### [Exercise instructions]
Word for word, give the material below again, minus any images.
<<<<
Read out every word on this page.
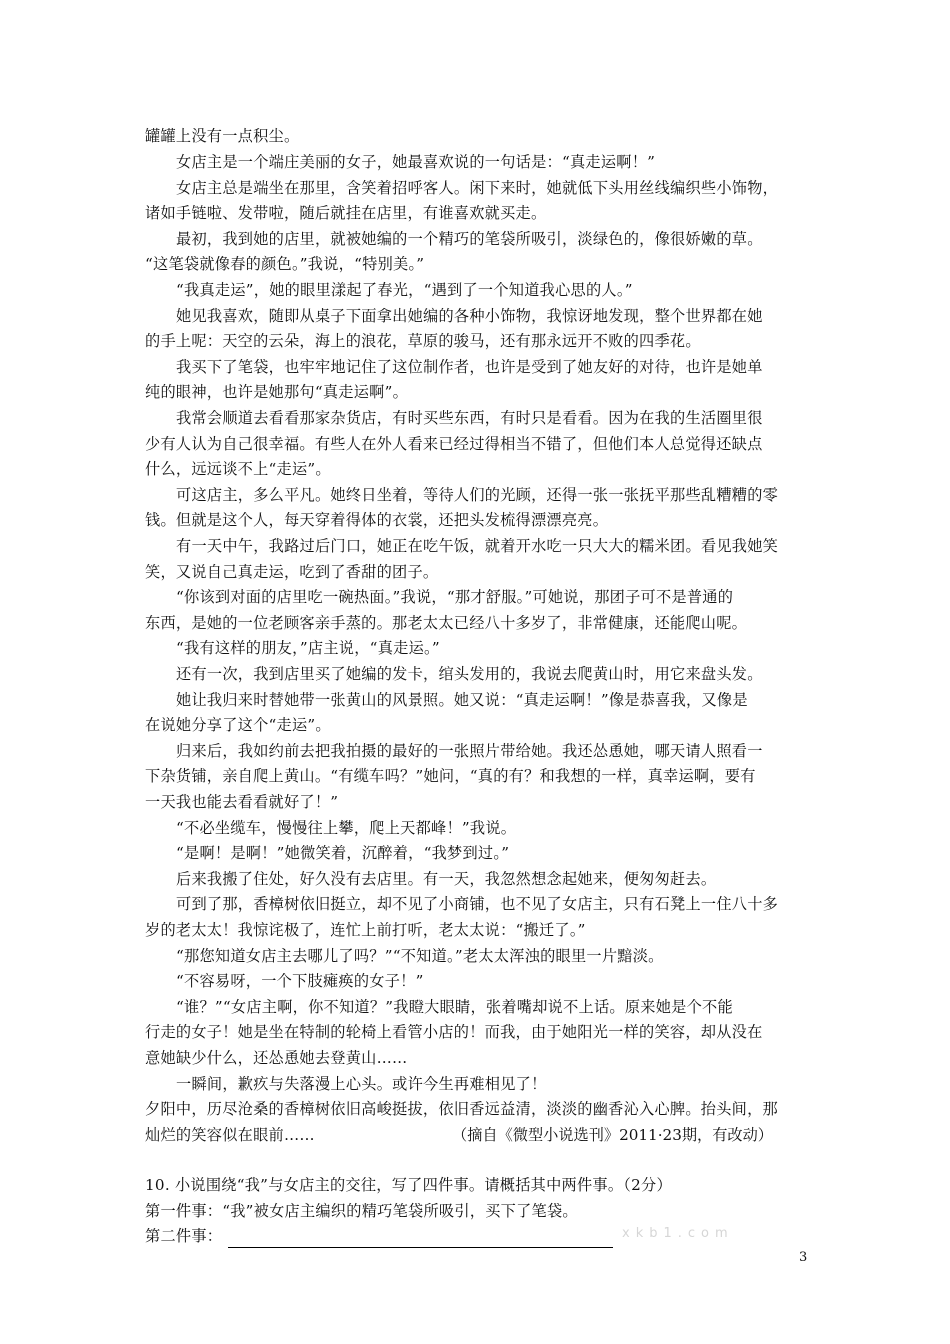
罐罐上没有一点积尘。
女店主是一个端庄美丽的女子，她最喜欢说的一句话是：“真走运啊！”
女店主总是端坐在那里，含笑着招呼客人。闲下来时，她就低下头用丝线编织些小饰物，
诸如手链啦、发带啦，随后就挂在店里，有谁喜欢就买走。
最初，我到她的店里，就被她编的一个精巧的笔袋所吸引，淡绿色的，像很娇嫩的草。
“这笔袋就像春的颜色。”我说，“特别美。”
“我真走运”，她的眼里漾起了春光，“遇到了一个知道我心思的人。”
她见我喜欢，随即从桌子下面拿出她编的各种小饰物，我惊讶地发现，整个世界都在她
的手上呢：天空的云朵，海上的浪花，草原的骏马，还有那永远开不败的四季花。
我买下了笔袋，也牢牢地记住了这位制作者，也许是受到了她友好的对待，也许是她单
纯的眼神，也许是她那句“真走运啊”。
我常会顺道去看看那家杂货店，有时买些东西，有时只是看看。因为在我的生活圈里很
少有人认为自己很幸福。有些人在外人看来已经过得相当不错了，但他们本人总觉得还缺点
什么，远远谈不上“走运”。
可这店主，多么平凡。她终日坐着，等待人们的光顾，还得一张一张抚平那些乱糟糟的零
钱。但就是这个人，每天穿着得体的衣裳，还把头发梳得漂漂亮亮。
有一天中午，我路过后门口，她正在吃午饭，就着开水吃一只大大的糯米团。看见我她笑
笑，又说自己真走运，吃到了香甜的团子。
“你该到对面的店里吃一碗热面。”我说，“那才舒服。”可她说，那团子可不是普通的
东西，是她的一位老顾客亲手蒸的。那老太太已经八十多岁了，非常健康，还能爬山呢。
“我有这样的朋友，”店主说，“真走运。”
还有一次，我到店里买了她编的发卡，绾头发用的，我说去爬黄山时，用它来盘头发。
她让我归来时替她带一张黄山的风景照。她又说：“真走运啊！”像是恭喜我，又像是
在说她分享了这个“走运”。
归来后，我如约前去把我拍摄的最好的一张照片带给她。我还怂恿她，哪天请人照看一
下杂货铺，亲自爬上黄山。“有缆车吗？”她问，“真的有？和我想的一样，真幸运啊，要有
一天我也能去看看就好了！”
“不必坐缆车，慢慢往上攀，爬上天都峰！”我说。
“是啊！是啊！”她微笑着，沉醉着，“我梦到过。”
后来我搬了住处，好久没有去店里。有一天，我忽然想念起她来，便匆匆赶去。
可到了那，香樟树依旧挺立，却不见了小商铺，也不见了女店主，只有石凳上一住八十多
岁的老太太！我惊诧极了，连忙上前打听，老太太说：“搬迁了。”
“那您知道女店主去哪儿了吗？”“不知道。”老太太浑浊的眼里一片黯淡。
“不容易呀，一个下肢瘫痪的女子！”
“谁？”“女店主啊，你不知道？”我瞪大眼睛，张着嘴却说不上话。原来她是个不能
行走的女子！她是坐在特制的轮椅上看管小店的！而我，由于她阳光一样的笑容，却从没在
意她缺少什么，还怂恿她去登黄山……
一瞬间，歉疚与失落漫上心头。或许今生再难相见了！
夕阳中，历尽沧桑的香樟树依旧高峻挺拔，依旧香远益清，淡淡的幽香沁入心脾。抬头间，那
灿烂的笑容似在眼前……	（摘自《微型小说选刊》2011·23期，有改动）
10. 小说围绕“我”与女店主的交往，写了四件事。请概括其中两件事。（2分）
第一件事：“我”被女店主编织的精巧笔袋所吸引，买下了笔袋。
第二件事：	xkb1.com
3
>>>>
### [Answer in full]
Read out every word on this page.
罐罐上没有一点积尘。
女店主是一个端庄美丽的女子，她最喜欢说的一句话是：“真走运啊！”
女店主总是端坐在那里，含笑着招呼客人。闲下来时，她就低下头用丝线编织些小饰物，
诸如手链啦、发带啦，随后就挂在店里，有谁喜欢就买走。
最初，我到她的店里，就被她编的一个精巧的笔袋所吸引，淡绿色的，像很娇嫩的草。
“这笔袋就像春的颜色。”我说，“特别美。”
“我真走运”，她的眼里漾起了春光，“遇到了一个知道我心思的人。”
她见我喜欢，随即从桌子下面拿出她编的各种小饰物，我惊讶地发现，整个世界都在她
的手上呢：天空的云朵，海上的浪花，草原的骏马，还有那永远开不败的四季花。
我买下了笔袋，也牢牢地记住了这位制作者，也许是受到了她友好的对待，也许是她单
纯的眼神，也许是她那句“真走运啊”。
我常会顺道去看看那家杂货店，有时买些东西，有时只是看看。因为在我的生活圈里很
少有人认为自己很幸福。有些人在外人看来已经过得相当不错了，但他们本人总觉得还缺点
什么，远远谈不上“走运”。
可这店主，多么平凡。她终日坐着，等待人们的光顾，还得一张一张抚平那些乱糟糟的零
钱。但就是这个人，每天穿着得体的衣裳，还把头发梳得漂漂亮亮。
有一天中午，我路过后门口，她正在吃午饭，就着开水吃一只大大的糯米团。看见我她笑
笑，又说自己真走运，吃到了香甜的团子。
“你该到对面的店里吃一碗热面。”我说，“那才舒服。”可她说，那团子可不是普通的
东西，是她的一位老顾客亲手蒸的。那老太太已经八十多岁了，非常健康，还能爬山呢。
“我有这样的朋友，”店主说，“真走运。”
还有一次，我到店里买了她编的发卡，绾头发用的，我说去爬黄山时，用它来盘头发。
她让我归来时替她带一张黄山的风景照。她又说：“真走运啊！”像是恭喜我，又像是
在说她分享了这个“走运”。
归来后，我如约前去把我拍摄的最好的一张照片带给她。我还怂恿她，哪天请人照看一
下杂货铺，亲自爬上黄山。“有缆车吗？”她问，“真的有？和我想的一样，真幸运啊，要有
一天我也能去看看就好了！”
“不必坐缆车，慢慢往上攀，爬上天都峰！”我说。
“是啊！是啊！”她微笑着，沉醉着，“我梦到过。”
后来我搬了住处，好久没有去店里。有一天，我忽然想念起她来，便匆匆赶去。
可到了那，香樟树依旧挺立，却不见了小商铺，也不见了女店主，只有石凳上一住八十多
岁的老太太！我惊诧极了，连忙上前打听，老太太说：“搬迁了。”
“那您知道女店主去哪儿了吗？”“不知道。”老太太浑浊的眼里一片黯淡。
“不容易呀，一个下肢瘫痪的女子！”
“谁？”“女店主啊，你不知道？”我瞪大眼睛，张着嘴却说不上话。原来她是个不能
行走的女子！她是坐在特制的轮椅上看管小店的！而我，由于她阳光一样的笑容，却从没在
意她缺少什么，还怂恿她去登黄山……
一瞬间，歉疚与失落漫上心头。或许今生再难相见了！
夕阳中，历尽沧桑的香樟树依旧高峻挺拔，依旧香远益清，淡淡的幽香沁入心脾。抬头间，那
灿烂的笑容似在眼前……	（摘自《微型小说选刊》2011·23期，有改动）
10. 小说围绕“我”与女店主的交往，写了四件事。请概括其中两件事。（2分）
第一件事：“我”被女店主编织的精巧笔袋所吸引，买下了笔袋。
第二件事：	xkb1.com
3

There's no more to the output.